_EXTRACTED DATA_
———

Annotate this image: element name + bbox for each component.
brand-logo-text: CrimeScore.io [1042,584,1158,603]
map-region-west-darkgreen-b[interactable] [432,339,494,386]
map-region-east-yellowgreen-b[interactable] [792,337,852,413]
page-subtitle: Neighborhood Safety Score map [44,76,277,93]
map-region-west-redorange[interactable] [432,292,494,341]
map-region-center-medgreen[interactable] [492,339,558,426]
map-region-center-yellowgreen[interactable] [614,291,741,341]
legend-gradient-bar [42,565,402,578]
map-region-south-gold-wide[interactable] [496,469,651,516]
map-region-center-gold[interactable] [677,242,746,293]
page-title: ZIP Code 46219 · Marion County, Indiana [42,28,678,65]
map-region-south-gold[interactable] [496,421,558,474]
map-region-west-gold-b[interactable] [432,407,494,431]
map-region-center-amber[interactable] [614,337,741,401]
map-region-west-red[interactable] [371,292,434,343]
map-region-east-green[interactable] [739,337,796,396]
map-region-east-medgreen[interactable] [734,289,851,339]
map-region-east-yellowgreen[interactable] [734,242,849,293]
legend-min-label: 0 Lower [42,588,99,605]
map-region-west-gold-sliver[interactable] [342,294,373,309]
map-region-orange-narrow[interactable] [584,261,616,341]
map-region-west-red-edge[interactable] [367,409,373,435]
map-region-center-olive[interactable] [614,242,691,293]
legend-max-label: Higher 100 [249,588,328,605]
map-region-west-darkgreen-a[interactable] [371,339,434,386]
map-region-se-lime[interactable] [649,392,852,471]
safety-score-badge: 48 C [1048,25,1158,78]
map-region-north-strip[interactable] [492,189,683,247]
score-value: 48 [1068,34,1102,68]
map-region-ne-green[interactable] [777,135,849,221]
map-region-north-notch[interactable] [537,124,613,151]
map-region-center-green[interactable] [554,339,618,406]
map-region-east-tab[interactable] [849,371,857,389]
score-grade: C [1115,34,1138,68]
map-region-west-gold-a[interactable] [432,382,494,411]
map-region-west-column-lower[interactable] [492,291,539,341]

———

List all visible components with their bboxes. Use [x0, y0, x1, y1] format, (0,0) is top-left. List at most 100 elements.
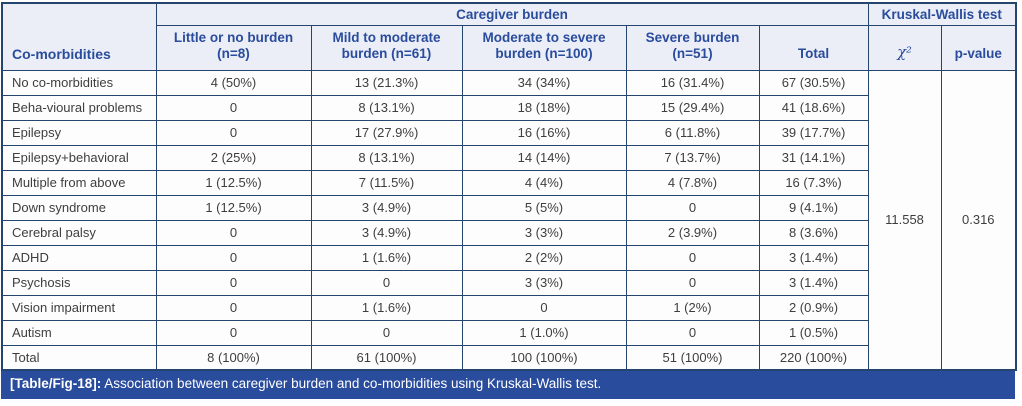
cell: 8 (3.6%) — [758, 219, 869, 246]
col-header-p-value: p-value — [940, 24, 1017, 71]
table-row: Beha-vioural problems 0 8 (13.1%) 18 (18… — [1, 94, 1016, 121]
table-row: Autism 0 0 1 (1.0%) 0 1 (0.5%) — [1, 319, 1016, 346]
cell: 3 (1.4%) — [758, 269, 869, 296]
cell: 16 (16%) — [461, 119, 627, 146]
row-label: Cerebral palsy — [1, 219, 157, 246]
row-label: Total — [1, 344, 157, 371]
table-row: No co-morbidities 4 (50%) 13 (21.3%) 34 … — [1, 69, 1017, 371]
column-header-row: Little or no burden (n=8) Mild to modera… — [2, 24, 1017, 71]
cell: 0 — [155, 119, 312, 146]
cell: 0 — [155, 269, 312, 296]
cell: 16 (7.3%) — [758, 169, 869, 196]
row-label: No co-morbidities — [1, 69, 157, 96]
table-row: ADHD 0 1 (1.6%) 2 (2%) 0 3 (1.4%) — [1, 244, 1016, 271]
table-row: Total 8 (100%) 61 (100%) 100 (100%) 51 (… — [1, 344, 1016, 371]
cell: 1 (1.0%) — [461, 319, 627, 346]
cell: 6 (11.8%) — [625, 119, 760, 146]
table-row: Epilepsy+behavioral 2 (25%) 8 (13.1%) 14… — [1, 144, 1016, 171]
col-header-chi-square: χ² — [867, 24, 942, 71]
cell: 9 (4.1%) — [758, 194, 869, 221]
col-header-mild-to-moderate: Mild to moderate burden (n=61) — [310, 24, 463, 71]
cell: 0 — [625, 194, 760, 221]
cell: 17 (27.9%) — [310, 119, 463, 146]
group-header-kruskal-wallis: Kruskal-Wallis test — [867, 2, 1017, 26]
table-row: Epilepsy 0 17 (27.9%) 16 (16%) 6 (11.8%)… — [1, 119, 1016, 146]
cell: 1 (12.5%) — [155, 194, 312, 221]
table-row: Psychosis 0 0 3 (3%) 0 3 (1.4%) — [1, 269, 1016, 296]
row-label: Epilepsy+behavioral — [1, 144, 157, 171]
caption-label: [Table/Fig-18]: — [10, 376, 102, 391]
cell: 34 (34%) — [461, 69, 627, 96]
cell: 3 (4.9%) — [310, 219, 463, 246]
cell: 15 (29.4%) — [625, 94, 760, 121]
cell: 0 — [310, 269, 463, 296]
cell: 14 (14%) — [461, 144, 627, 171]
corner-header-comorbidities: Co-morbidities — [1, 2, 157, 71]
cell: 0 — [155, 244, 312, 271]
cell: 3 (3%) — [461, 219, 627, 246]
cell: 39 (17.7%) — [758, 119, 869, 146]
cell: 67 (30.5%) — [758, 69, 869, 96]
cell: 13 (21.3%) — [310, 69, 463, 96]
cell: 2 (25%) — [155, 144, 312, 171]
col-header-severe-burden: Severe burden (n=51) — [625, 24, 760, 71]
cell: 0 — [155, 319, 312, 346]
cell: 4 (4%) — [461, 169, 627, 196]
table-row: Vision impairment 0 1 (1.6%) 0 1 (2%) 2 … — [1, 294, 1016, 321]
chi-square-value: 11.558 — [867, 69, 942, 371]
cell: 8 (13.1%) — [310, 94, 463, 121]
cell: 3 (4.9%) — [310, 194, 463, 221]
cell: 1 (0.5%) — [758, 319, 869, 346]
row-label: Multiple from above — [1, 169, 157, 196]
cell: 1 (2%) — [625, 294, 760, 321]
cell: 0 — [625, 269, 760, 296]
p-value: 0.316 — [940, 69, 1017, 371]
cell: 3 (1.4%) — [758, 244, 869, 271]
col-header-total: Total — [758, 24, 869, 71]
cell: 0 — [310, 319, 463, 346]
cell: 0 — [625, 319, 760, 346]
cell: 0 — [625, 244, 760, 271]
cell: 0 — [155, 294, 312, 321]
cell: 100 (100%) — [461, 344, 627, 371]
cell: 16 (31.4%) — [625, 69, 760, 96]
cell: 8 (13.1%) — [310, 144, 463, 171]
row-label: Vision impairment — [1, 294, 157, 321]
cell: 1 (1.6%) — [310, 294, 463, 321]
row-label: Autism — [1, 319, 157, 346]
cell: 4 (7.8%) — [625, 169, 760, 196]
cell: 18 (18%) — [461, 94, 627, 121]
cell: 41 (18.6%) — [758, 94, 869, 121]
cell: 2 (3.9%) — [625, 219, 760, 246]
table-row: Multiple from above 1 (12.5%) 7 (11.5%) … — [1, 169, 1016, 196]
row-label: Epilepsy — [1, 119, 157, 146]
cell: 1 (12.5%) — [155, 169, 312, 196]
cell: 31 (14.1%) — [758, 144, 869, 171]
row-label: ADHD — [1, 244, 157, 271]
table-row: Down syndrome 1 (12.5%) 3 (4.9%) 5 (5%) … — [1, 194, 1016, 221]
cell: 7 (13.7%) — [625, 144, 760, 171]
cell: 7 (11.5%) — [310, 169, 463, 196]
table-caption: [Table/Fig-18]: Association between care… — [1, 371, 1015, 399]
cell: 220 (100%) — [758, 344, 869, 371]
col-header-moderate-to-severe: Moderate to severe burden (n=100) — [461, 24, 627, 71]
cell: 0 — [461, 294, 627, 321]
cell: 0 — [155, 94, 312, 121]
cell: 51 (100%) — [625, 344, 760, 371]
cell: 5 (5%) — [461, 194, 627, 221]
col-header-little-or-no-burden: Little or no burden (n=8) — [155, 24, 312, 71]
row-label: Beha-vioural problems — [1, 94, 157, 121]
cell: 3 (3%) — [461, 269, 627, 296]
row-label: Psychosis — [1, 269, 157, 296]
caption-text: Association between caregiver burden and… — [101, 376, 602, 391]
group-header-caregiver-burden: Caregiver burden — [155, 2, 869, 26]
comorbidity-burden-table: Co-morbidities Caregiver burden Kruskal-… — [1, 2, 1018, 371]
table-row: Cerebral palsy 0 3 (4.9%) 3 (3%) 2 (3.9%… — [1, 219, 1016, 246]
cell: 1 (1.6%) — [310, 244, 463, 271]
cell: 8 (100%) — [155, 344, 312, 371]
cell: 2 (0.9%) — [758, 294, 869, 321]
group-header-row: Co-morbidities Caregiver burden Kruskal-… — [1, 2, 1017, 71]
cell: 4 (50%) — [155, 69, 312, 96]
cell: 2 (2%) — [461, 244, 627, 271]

———

_GOAL_
Reproduce verbatim every line from the one containing "Annotate this image: element" through the one containing "map-region-south-gold[interactable] [496,421,558,474]", including both of those lines.

_SOLVED PROBLEM_
Annotate this image: element name + bbox for each component.
brand-logo-text: CrimeScore.io [1042,584,1158,603]
map-region-west-darkgreen-b[interactable] [432,339,494,386]
map-region-east-yellowgreen-b[interactable] [792,337,852,413]
page-subtitle: Neighborhood Safety Score map [44,76,277,93]
map-region-west-redorange[interactable] [432,292,494,341]
map-region-center-medgreen[interactable] [492,339,558,426]
map-region-center-yellowgreen[interactable] [614,291,741,341]
legend-gradient-bar [42,565,402,578]
map-region-south-gold-wide[interactable] [496,469,651,516]
map-region-center-gold[interactable] [677,242,746,293]
page-title: ZIP Code 46219 · Marion County, Indiana [42,28,678,65]
map-region-south-gold[interactable] [496,421,558,474]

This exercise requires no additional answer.